> [Work to be completed]: Restate the data exactly as given and keep the pictures out.

[Dataset excerpt]
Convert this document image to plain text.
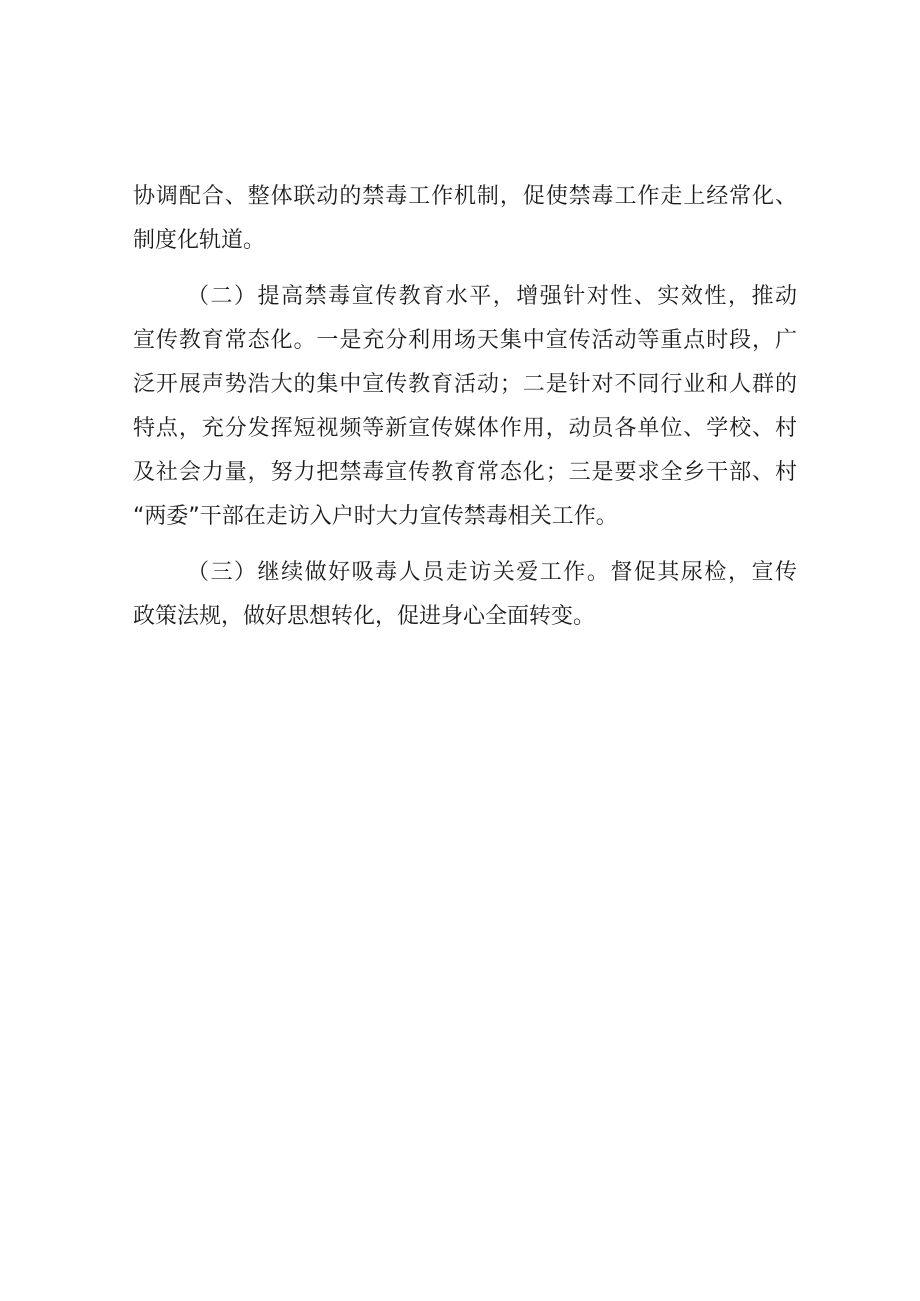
协调配合、整体联动的禁毒工作机制，促使禁毒工作走上经常化、
制度化轨道。
（二）提高禁毒宣传教育水平，增强针对性、实效性，推动
宣传教育常态化。一是充分利用场天集中宣传活动等重点时段，广
泛开展声势浩大的集中宣传教育活动；二是针对不同行业和人群的
特点，充分发挥短视频等新宣传媒体作用，动员各单位、学校、村
及社会力量，努力把禁毒宣传教育常态化；三是要求全乡干部、村
“两委”干部在走访入户时大力宣传禁毒相关工作。
（三）继续做好吸毒人员走访关爱工作。督促其尿检，宣传
政策法规，做好思想转化，促进身心全面转变。
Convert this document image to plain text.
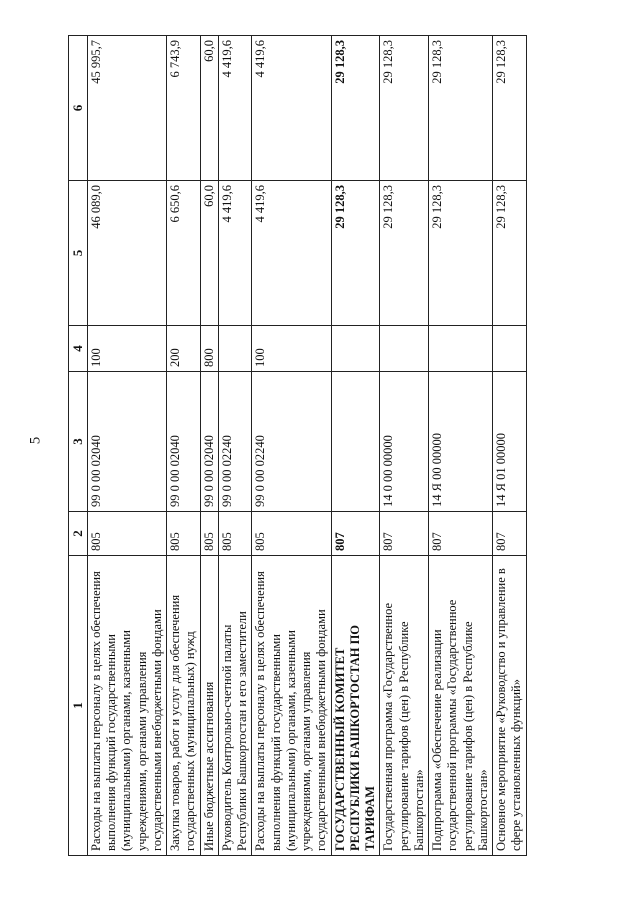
5
1	2	3	4	5	6
Расходы на выплаты персоналу в целях обеспечения выполнения функций государственными (муниципальными) органами, казенными учреждениями, органами управления государственными внебюджетными фондами	805	99 0 00 02040	100	46 089,0	45 995,7
Закупка товаров, работ и услуг для обеспечения государственных (муниципальных) нужд	805	99 0 00 02040	200	6 650,6	6 743,9
Иные бюджетные ассигнования	805	99 0 00 02040	800	60,0	60,0
Руководитель Контрольно-счетной палаты Республики Башкортостан и его заместители	805	99 0 00 02240		4 419,6	4 419,6
Расходы на выплаты персоналу в целях обеспечения выполнения функций государственными (муниципальными) органами, казенными учреждениями, органами управления государственными внебюджетными фондами	805	99 0 00 02240	100	4 419,6	4 419,6
ГОСУДАРСТВЕННЫЙ КОМИТЕТ РЕСПУБЛИКИ БАШКОРТОСТАН ПО ТАРИФАМ	807			29 128,3	29 128,3
Государственная программа «Государственное регулирование тарифов (цен) в Республике Башкортостан»	807	14 0 00 00000		29 128,3	29 128,3
Подпрограмма «Обеспечение реализации государственной программы «Государственное регулирование тарифов (цен) в Республике Башкортостан»	807	14 Я 00 00000		29 128,3	29 128,3
Основное мероприятие «Руководство и управление в сфере установленных функций»	807	14 Я 01 00000		29 128,3	29 128,3
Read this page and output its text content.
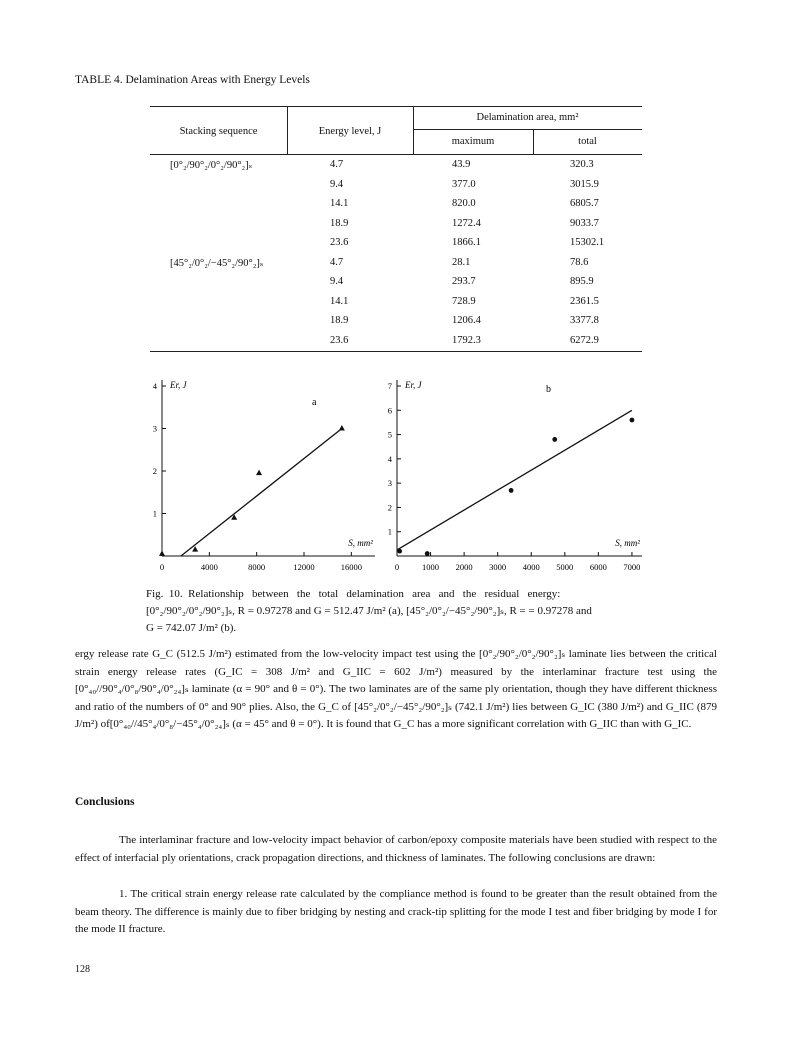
TABLE 4. Delamination Areas with Energy Levels
Stacking sequence	Energy level, J
Delamination area, mm²
maximum	total
[0°₂/90°₂/0°₂/90°₂]ₛ	4.7	43.9	320.3
9.4	377.0	3015.9
14.1	820.0	6805.7
18.9	1272.4	9033.7
23.6	1866.1	15302.1
[45°₂/0°₂/−45°₂/90°₂]ₛ	4.7	28.1	78.6
9.4	293.7	895.9
14.1	728.9	2361.5
18.9	1206.4	3377.8
23.6	1792.3	6272.9
0	4000	8000	12000	16000
1
2
3
4 Er, J
S, mm²
a
0	1000 2000 3000 4000 5000 6000 7000
1
2
3
4
5
6
7 Er, J
S, mm²
b
Fig.  10.  Relationship   between   the   total   delamination   area   and   the   residual   energy:
[0°₂/90°₂/0°₂/90°₂]ₛ, R = 0.97278 and G = 512.47 J/m² (a), [45°₂/0°₂/−45°₂/90°₂]ₛ, R = = 0.97278 and
G = 742.07 J/m² (b).
ergy release rate G_C (512.5 J/m²) estimated from the low-velocity impact test using the [0°₂/90°₂/0°₂/90°₂]ₛ laminate lies between the critical strain energy release rates (G_IC = 308 J/m² and G_IIC = 602 J/m²) measured by the interlaminar fracture test using the [0°₄₀//90°₄/0°₈/90°₄/0°₂₄]ₛ laminate (α = 90° and θ = 0°). The two laminates are of the same ply orientation, though they have different thickness and ratio of the numbers of 0° and 90° plies. Also, the G_C of [45°₂/0°₂/−45°₂/90°₂]ₛ (742.1 J/m²) lies between G_IC (380 J/m²) and G_IIC (879 J/m²) of[0°₄₀//45°₄/0°₈/−45°₄/0°₂₄]ₛ (α = 45° and θ = 0°). It is found that G_C has a more significant correlation with G_IIC than with G_IC.
Conclusions
The interlaminar fracture and low-velocity impact behavior of carbon/epoxy composite materials have been studied with respect to the effect of interfacial ply orientations, crack propagation directions, and thickness of laminates. The following conclusions are drawn:
1. The critical strain energy release rate calculated by the compliance method is found to be greater than the result obtained from the beam theory. The difference is mainly due to fiber bridging by nesting and crack-tip splitting for the mode I test and fiber bridging by mode I for the mode II fracture.
128
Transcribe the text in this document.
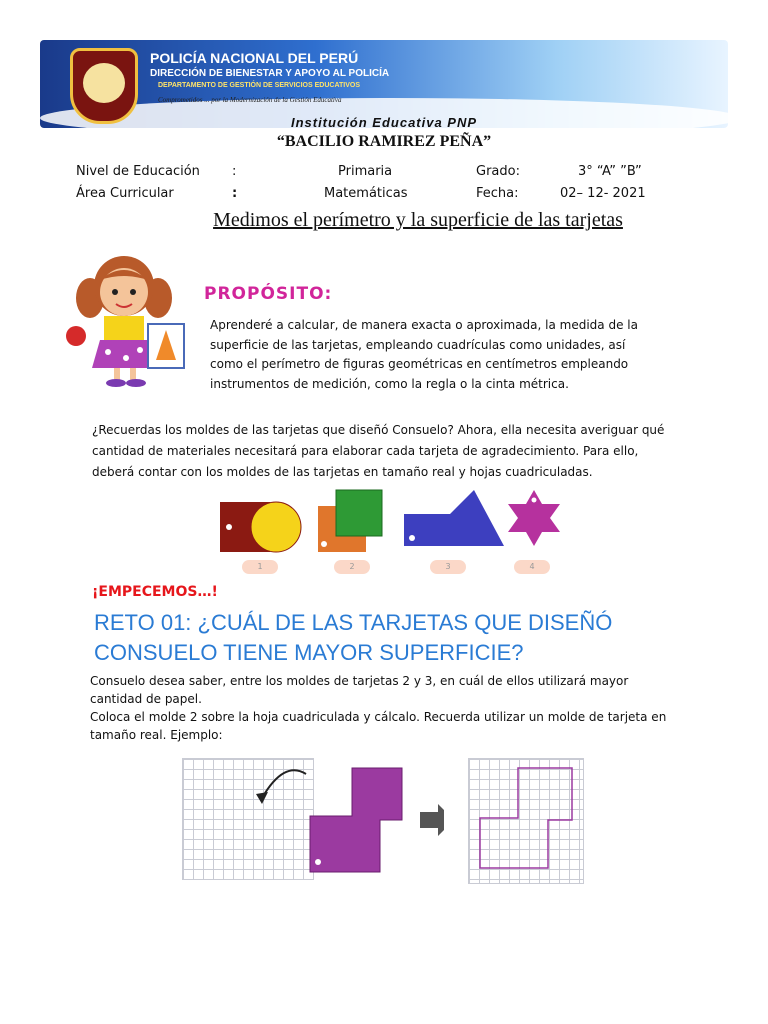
POLICÍA NACIONAL DEL PERÚ
DIRECCIÓN DE BIENESTAR Y APOYO AL POLICÍA
DEPARTAMENTO DE GESTIÓN DE SERVICIOS EDUCATIVOS
Comprometidos ... por la Modernización de la Gestión Educativa
Institución Educativa PNP
“BACILIO RAMIREZ PEÑA”
Nivel de Educación :	Primaria	Grado:	3° “A” ”B”
Área Curricular	:	Matemáticas	Fecha:	02– 12- 2021
Medimos el perímetro y la superficie de las tarjetas
PROPÓSITO:
Aprenderé a calcular, de manera exacta o aproximada, la medida de la
superficie de las tarjetas, empleando cuadrículas como unidades, así
como el perímetro de figuras geométricas en centímetros empleando
instrumentos de medición, como la regla o la cinta métrica.
¿Recuerdas los moldes de las tarjetas que diseñó Consuelo? Ahora, ella necesita averiguar qué
cantidad de materiales necesitará para elaborar cada tarjeta de agradecimiento. Para ello,
deberá contar con los moldes de las tarjetas en tamaño real y hojas cuadriculadas.
1	2	3	4
¡EMPECEMOS…!
RETO 01: ¿CUÁL DE LAS TARJETAS QUE DISEÑÓ
CONSUELO TIENE MAYOR SUPERFICIE?
Consuelo desea saber, entre los moldes de tarjetas 2 y 3, en cuál de ellos utilizará mayor
cantidad de papel.
Coloca el molde 2 sobre la hoja cuadriculada y cálcalo. Recuerda utilizar un molde de tarjeta en
tamaño real. Ejemplo:
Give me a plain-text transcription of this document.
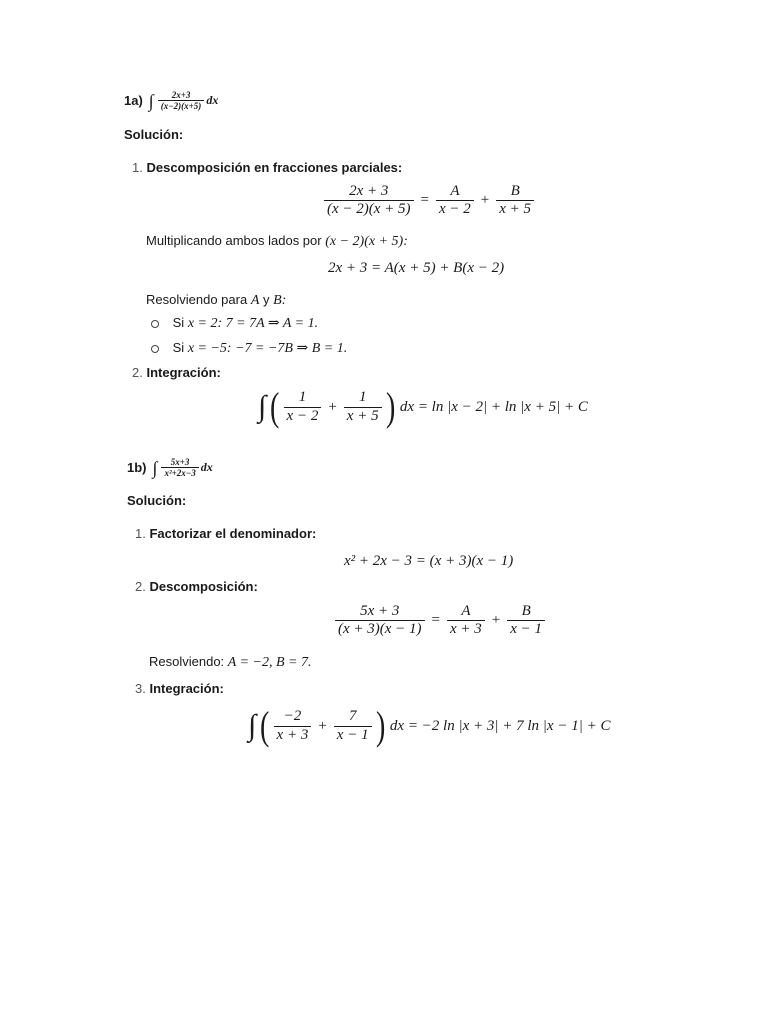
1a) ∫ $\frac{2x+3}{(x-2)(x+5)}$ dx
Solución:
1. Descomposición en fracciones parciales:
$\frac{2x + 3}{(x - 2)(x + 5)} = \frac{A}{x - 2} + \frac{B}{x + 5}$
Multiplicando ambos lados por (x − 2)(x + 5):
2x + 3 = A(x + 5) + B(x − 2)
Resolviendo para A y B:
Si x = 2: 7 = 7A ⇒ A = 1.
Si x = −5: −7 = −7B ⇒ B = 1.
2. Integración:
∫ ( $\frac{1}{x - 2} + \frac{1}{x + 5}$ ) dx = ln |x − 2| + ln |x + 5| + C
1b) ∫ $\frac{5x+3}{\text{x²+2x−3}}$ dx
Solución:
1. Factorizar el denominador:
x² + 2x − 3 = (x + 3)(x − 1)
2. Descomposición:
$\frac{5x + 3}{(x + 3)(x - 1)} = \frac{A}{x + 3} + \frac{B}{x - 1}$
Resolviendo: A = −2, B = 7.
3. Integración:
∫ ( $\frac{-2}{x + 3} + \frac{7}{x - 1}$ ) dx = −2 ln |x + 3| + 7 ln |x − 1| + C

> [The answer]:
Convert this document image to plain text.
协调配合、整体联动的禁毒工作机制，促使禁毒工作走上经常化、
制度化轨道。
（二）提高禁毒宣传教育水平，增强针对性、实效性，推动
宣传教育常态化。一是充分利用场天集中宣传活动等重点时段，广
泛开展声势浩大的集中宣传教育活动；二是针对不同行业和人群的
特点，充分发挥短视频等新宣传媒体作用，动员各单位、学校、村
及社会力量，努力把禁毒宣传教育常态化；三是要求全乡干部、村
“两委”干部在走访入户时大力宣传禁毒相关工作。
（三）继续做好吸毒人员走访关爱工作。督促其尿检，宣传
政策法规，做好思想转化，促进身心全面转变。
Convert this document image to plain text.
5
1	2	3	4	5	6
Расходы на выплаты персоналу в целях обеспечения выполнения функций государственными (муниципальными) органами, казенными учреждениями, органами управления государственными внебюджетными фондами	805	99 0 00 02040	100	46 089,0	45 995,7
Закупка товаров, работ и услуг для обеспечения государственных (муниципальных) нужд	805	99 0 00 02040	200	6 650,6	6 743,9
Иные бюджетные ассигнования	805	99 0 00 02040	800	60,0	60,0
Руководитель Контрольно-счетной палаты Республики Башкортостан и его заместители	805	99 0 00 02240		4 419,6	4 419,6
Расходы на выплаты персоналу в целях обеспечения выполнения функций государственными (муниципальными) органами, казенными учреждениями, органами управления государственными внебюджетными фондами	805	99 0 00 02240	100	4 419,6	4 419,6
ГОСУДАРСТВЕННЫЙ КОМИТЕТ РЕСПУБЛИКИ БАШКОРТОСТАН ПО ТАРИФАМ	807			29 128,3	29 128,3
Государственная программа «Государственное регулирование тарифов (цен) в Республике Башкортостан»	807	14 0 00 00000		29 128,3	29 128,3
Подпрограмма «Обеспечение реализации государственной программы «Государственное регулирование тарифов (цен) в Республике Башкортостан»	807	14 Я 00 00000		29 128,3	29 128,3
Основное мероприятие «Руководство и управление в сфере установленных функций»	807	14 Я 01 00000		29 128,3	29 128,3
Read this page and output its text content.
TABLE 4. Delamination Areas with Energy Levels
Stacking sequence	Energy level, J
Delamination area, mm²
maximum	total
[0°₂/90°₂/0°₂/90°₂]ₛ	4.7	43.9	320.3
9.4	377.0	3015.9
14.1	820.0	6805.7
18.9	1272.4	9033.7
23.6	1866.1	15302.1
[45°₂/0°₂/−45°₂/90°₂]ₛ	4.7	28.1	78.6
9.4	293.7	895.9
14.1	728.9	2361.5
18.9	1206.4	3377.8
23.6	1792.3	6272.9
0	4000	8000	12000	16000
1
2
3
4 Er, J
S, mm²
a
0	1000 2000 3000 4000 5000 6000 7000
1
2
3
4
5
6
7 Er, J
S, mm²
b
Fig.  10.  Relationship   between   the   total   delamination   area   and   the   residual   energy:
[0°₂/90°₂/0°₂/90°₂]ₛ, R = 0.97278 and G = 512.47 J/m² (a), [45°₂/0°₂/−45°₂/90°₂]ₛ, R = = 0.97278 and
G = 742.07 J/m² (b).
ergy release rate G_C (512.5 J/m²) estimated from the low-velocity impact test using the [0°₂/90°₂/0°₂/90°₂]ₛ laminate lies between the critical strain energy release rates (G_IC = 308 J/m² and G_IIC = 602 J/m²) measured by the interlaminar fracture test using the [0°₄₀//90°₄/0°₈/90°₄/0°₂₄]ₛ laminate (α = 90° and θ = 0°). The two laminates are of the same ply orientation, though they have different thickness and ratio of the numbers of 0° and 90° plies. Also, the G_C of [45°₂/0°₂/−45°₂/90°₂]ₛ (742.1 J/m²) lies between G_IC (380 J/m²) and G_IIC (879 J/m²) of[0°₄₀//45°₄/0°₈/−45°₄/0°₂₄]ₛ (α = 45° and θ = 0°). It is found that G_C has a more significant correlation with G_IIC than with G_IC.
Conclusions
The interlaminar fracture and low-velocity impact behavior of carbon/epoxy composite materials have been studied with respect to the effect of interfacial ply orientations, crack propagation directions, and thickness of laminates. The following conclusions are drawn:
1. The critical strain energy release rate calculated by the compliance method is found to be greater than the result obtained from the beam theory. The difference is mainly due to fiber bridging by nesting and crack-tip splitting for the mode I test and fiber bridging by mode I for the mode II fracture.
128
Transcribe the text in this document.
POLICÍA NACIONAL DEL PERÚ
DIRECCIÓN DE BIENESTAR Y APOYO AL POLICÍA
DEPARTAMENTO DE GESTIÓN DE SERVICIOS EDUCATIVOS
Comprometidos ... por la Modernización de la Gestión Educativa
Institución Educativa PNP
“BACILIO RAMIREZ PEÑA”
Nivel de Educación :	Primaria	Grado:	3° “A” ”B”
Área Curricular	:	Matemáticas	Fecha:	02– 12- 2021
Medimos el perímetro y la superficie de las tarjetas
PROPÓSITO:
Aprenderé a calcular, de manera exacta o aproximada, la medida de la
superficie de las tarjetas, empleando cuadrículas como unidades, así
como el perímetro de figuras geométricas en centímetros empleando
instrumentos de medición, como la regla o la cinta métrica.
¿Recuerdas los moldes de las tarjetas que diseñó Consuelo? Ahora, ella necesita averiguar qué
cantidad de materiales necesitará para elaborar cada tarjeta de agradecimiento. Para ello,
deberá contar con los moldes de las tarjetas en tamaño real y hojas cuadriculadas.
1	2	3	4
¡EMPECEMOS…!
RETO 01: ¿CUÁL DE LAS TARJETAS QUE DISEÑÓ
CONSUELO TIENE MAYOR SUPERFICIE?
Consuelo desea saber, entre los moldes de tarjetas 2 y 3, en cuál de ellos utilizará mayor
cantidad de papel.
Coloca el molde 2 sobre la hoja cuadriculada y cálcalo. Recuerda utilizar un molde de tarjeta en
tamaño real. Ejemplo:
Give me a plain-text transcription of this document.
1a) ∫ $\frac{2x+3}{(x-2)(x+5)}$ dx
Solución:
1. Descomposición en fracciones parciales:
$\frac{2x + 3}{(x - 2)(x + 5)} = \frac{A}{x - 2} + \frac{B}{x + 5}$
Multiplicando ambos lados por (x − 2)(x + 5):
2x + 3 = A(x + 5) + B(x − 2)
Resolviendo para A y B:
Si x = 2: 7 = 7A ⇒ A = 1.
Si x = −5: −7 = −7B ⇒ B = 1.
2. Integración:
∫ ( $\frac{1}{x - 2} + \frac{1}{x + 5}$ ) dx = ln |x − 2| + ln |x + 5| + C
1b) ∫ $\frac{5x+3}{\text{x²+2x−3}}$ dx
Solución:
1. Factorizar el denominador:
x² + 2x − 3 = (x + 3)(x − 1)
2. Descomposición:
$\frac{5x + 3}{(x + 3)(x - 1)} = \frac{A}{x + 3} + \frac{B}{x - 1}$
Resolviendo: A = −2, B = 7.
3. Integración:
∫ ( $\frac{-2}{x + 3} + \frac{7}{x - 1}$ ) dx = −2 ln |x + 3| + 7 ln |x − 1| + C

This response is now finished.